*AIM*:
Return the count of lines that hold the string "headline", with no other words.

*INPUT*:
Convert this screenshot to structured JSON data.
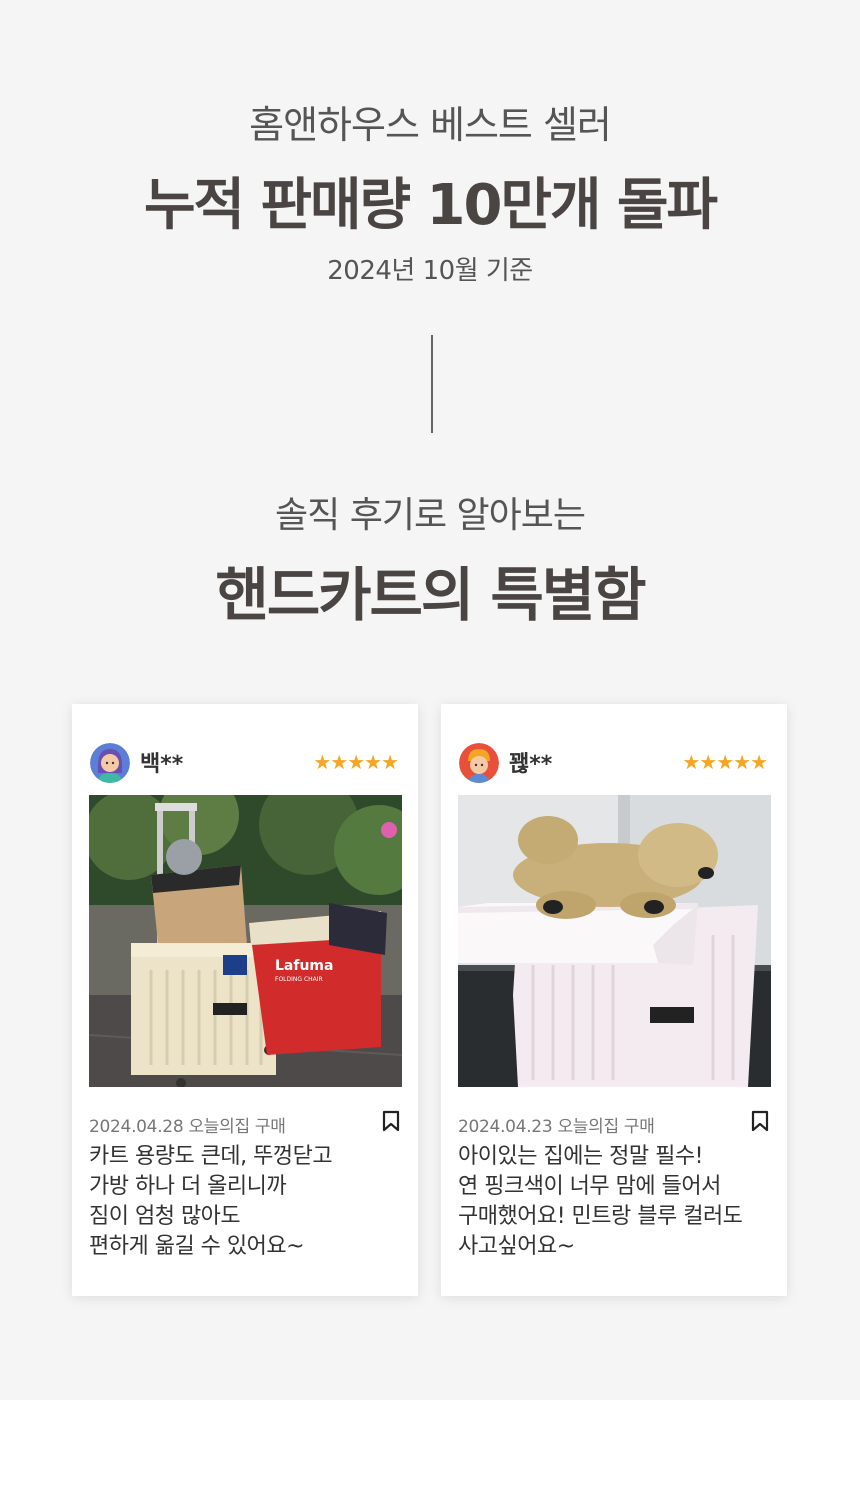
{
  "hero": {
    "kicker": "홈앤하우스 베스트 셀러",
    "headline": "누적 판매량 10만개 돌파",
    "subnote": "2024년 10월 기준"
  },
  "reviews_intro": {
    "kicker": "솔직 후기로 알아보는",
    "headline": "핸드카트의 특별함"
  },
  "reviews": [
    {
      "user": "백**",
      "stars": "★★★★★",
      "meta": "2024.04.28 오늘의집 구매",
      "lines": [
        "카트 용량도 큰데, 뚜껑닫고",
        "가방 하나 더 올리니까",
        "짐이 엄청 많아도",
        "편하게 옮길 수 있어요~"
      ],
      "photo_brand": "Lafuma",
      "photo_subbrand": "FOLDING CHAIR"
    },
    {
      "user": "꽪**",
      "stars": "★★★★★",
      "meta": "2024.04.23 오늘의집 구매",
      "lines": [
        "아이있는 집에는 정말 필수!",
        "연 핑크색이 너무 맘에 들어서",
        "구매했어요! 민트랑 블루 컬러도",
        "사고싶어요~"
      ]
    }
  ],
  "colors": {
    "section_bg": "#f5f5f5",
    "headline": "#4a4543",
    "star": "#f5a623"
  },
  "icons": {
    "avatar_1": "avatar-woman-icon",
    "avatar_2": "avatar-child-icon",
    "bookmark": "bookmark-icon",
    "star": "star-icon"
  }
}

*SOLUTION*:
3